## Problem requirements
Copy the data below exactly.

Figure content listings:

══════════════════════════════

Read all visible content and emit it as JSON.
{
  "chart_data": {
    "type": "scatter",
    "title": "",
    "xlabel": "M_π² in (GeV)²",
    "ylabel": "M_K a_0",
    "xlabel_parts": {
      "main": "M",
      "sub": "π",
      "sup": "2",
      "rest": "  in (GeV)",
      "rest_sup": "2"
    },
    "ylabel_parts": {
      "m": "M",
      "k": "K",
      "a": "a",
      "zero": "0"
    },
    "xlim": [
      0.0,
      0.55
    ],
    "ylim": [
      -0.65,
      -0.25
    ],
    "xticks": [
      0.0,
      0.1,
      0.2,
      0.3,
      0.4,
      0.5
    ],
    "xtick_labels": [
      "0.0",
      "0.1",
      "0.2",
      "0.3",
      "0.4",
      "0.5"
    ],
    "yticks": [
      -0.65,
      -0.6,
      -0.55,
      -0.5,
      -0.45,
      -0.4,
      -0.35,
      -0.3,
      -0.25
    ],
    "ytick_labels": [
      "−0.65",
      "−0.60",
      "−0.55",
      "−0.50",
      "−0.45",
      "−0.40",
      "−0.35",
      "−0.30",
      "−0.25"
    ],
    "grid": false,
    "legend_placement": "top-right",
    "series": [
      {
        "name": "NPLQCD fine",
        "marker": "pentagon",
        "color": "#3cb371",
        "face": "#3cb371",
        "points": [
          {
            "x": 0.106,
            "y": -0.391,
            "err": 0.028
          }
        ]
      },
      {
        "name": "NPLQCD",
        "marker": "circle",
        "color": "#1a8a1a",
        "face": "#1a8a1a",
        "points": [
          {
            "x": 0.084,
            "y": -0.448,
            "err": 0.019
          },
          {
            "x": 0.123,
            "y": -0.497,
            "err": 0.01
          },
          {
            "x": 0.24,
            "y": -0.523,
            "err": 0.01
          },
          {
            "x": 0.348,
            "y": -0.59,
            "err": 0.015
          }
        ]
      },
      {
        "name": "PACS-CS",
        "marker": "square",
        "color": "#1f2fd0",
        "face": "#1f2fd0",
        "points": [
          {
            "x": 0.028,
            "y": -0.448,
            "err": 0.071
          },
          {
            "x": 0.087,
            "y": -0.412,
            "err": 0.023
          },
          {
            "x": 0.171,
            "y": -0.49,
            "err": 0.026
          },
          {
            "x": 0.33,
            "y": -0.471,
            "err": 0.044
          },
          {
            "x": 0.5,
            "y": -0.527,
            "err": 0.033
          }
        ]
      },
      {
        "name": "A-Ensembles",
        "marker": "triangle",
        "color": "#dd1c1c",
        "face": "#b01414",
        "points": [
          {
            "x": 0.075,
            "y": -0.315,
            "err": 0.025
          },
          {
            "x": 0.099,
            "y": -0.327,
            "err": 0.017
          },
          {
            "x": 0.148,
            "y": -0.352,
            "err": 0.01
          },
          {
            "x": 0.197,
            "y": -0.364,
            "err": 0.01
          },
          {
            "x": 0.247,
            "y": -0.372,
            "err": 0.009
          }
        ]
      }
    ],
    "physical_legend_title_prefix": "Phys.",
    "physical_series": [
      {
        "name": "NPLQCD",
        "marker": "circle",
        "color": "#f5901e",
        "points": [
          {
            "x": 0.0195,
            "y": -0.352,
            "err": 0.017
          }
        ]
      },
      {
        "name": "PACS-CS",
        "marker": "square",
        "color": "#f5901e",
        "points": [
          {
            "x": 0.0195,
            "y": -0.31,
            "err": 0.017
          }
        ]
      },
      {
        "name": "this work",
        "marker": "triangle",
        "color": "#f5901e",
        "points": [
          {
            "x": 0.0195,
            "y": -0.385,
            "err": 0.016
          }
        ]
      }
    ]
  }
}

══════════════════════════════

## Answer to this problem
Read all visible content and emit it as JSON.
{
  "chart_data": {
    "type": "scatter",
    "title": "",
    "xlabel": "M_π² in (GeV)²",
    "ylabel": "M_K a_0",
    "xlabel_parts": {
      "main": "M",
      "sub": "π",
      "sup": "2",
      "rest": "  in (GeV)",
      "rest_sup": "2"
    },
    "ylabel_parts": {
      "m": "M",
      "k": "K",
      "a": "a",
      "zero": "0"
    },
    "xlim": [
      0.0,
      0.55
    ],
    "ylim": [
      -0.65,
      -0.25
    ],
    "xticks": [
      0.0,
      0.1,
      0.2,
      0.3,
      0.4,
      0.5
    ],
    "xtick_labels": [
      "0.0",
      "0.1",
      "0.2",
      "0.3",
      "0.4",
      "0.5"
    ],
    "yticks": [
      -0.65,
      -0.6,
      -0.55,
      -0.5,
      -0.45,
      -0.4,
      -0.35,
      -0.3,
      -0.25
    ],
    "ytick_labels": [
      "−0.65",
      "−0.60",
      "−0.55",
      "−0.50",
      "−0.45",
      "−0.40",
      "−0.35",
      "−0.30",
      "−0.25"
    ],
    "grid": false,
    "legend_placement": "top-right",
    "series": [
      {
        "name": "NPLQCD fine",
        "marker": "pentagon",
        "color": "#3cb371",
        "face": "#3cb371",
        "points": [
          {
            "x": 0.106,
            "y": -0.391,
            "err": 0.028
          }
        ]
      },
      {
        "name": "NPLQCD",
        "marker": "circle",
        "color": "#1a8a1a",
        "face": "#1a8a1a",
        "points": [
          {
            "x": 0.084,
            "y": -0.448,
            "err": 0.019
          },
          {
            "x": 0.123,
            "y": -0.497,
            "err": 0.01
          },
          {
            "x": 0.24,
            "y": -0.523,
            "err": 0.01
          },
          {
            "x": 0.348,
            "y": -0.59,
            "err": 0.015
          }
        ]
      },
      {
        "name": "PACS-CS",
        "marker": "square",
        "color": "#1f2fd0",
        "face": "#1f2fd0",
        "points": [
          {
            "x": 0.028,
            "y": -0.448,
            "err": 0.071
          },
          {
            "x": 0.087,
            "y": -0.412,
            "err": 0.023
          },
          {
            "x": 0.171,
            "y": -0.49,
            "err": 0.026
          },
          {
            "x": 0.33,
            "y": -0.471,
            "err": 0.044
          },
          {
            "x": 0.5,
            "y": -0.527,
            "err": 0.033
          }
        ]
      },
      {
        "name": "A-Ensembles",
        "marker": "triangle",
        "color": "#dd1c1c",
        "face": "#b01414",
        "points": [
          {
            "x": 0.075,
            "y": -0.315,
            "err": 0.025
          },
          {
            "x": 0.099,
            "y": -0.327,
            "err": 0.017
          },
          {
            "x": 0.148,
            "y": -0.352,
            "err": 0.01
          },
          {
            "x": 0.197,
            "y": -0.364,
            "err": 0.01
          },
          {
            "x": 0.247,
            "y": -0.372,
            "err": 0.009
          }
        ]
      }
    ],
    "physical_legend_title_prefix": "Phys.",
    "physical_series": [
      {
        "name": "NPLQCD",
        "marker": "circle",
        "color": "#f5901e",
        "points": [
          {
            "x": 0.0195,
            "y": -0.352,
            "err": 0.017
          }
        ]
      },
      {
        "name": "PACS-CS",
        "marker": "square",
        "color": "#f5901e",
        "points": [
          {
            "x": 0.0195,
            "y": -0.31,
            "err": 0.017
          }
        ]
      },
      {
        "name": "this work",
        "marker": "triangle",
        "color": "#f5901e",
        "points": [
          {
            "x": 0.0195,
            "y": -0.385,
            "err": 0.016
          }
        ]
      }
    ]
  }
}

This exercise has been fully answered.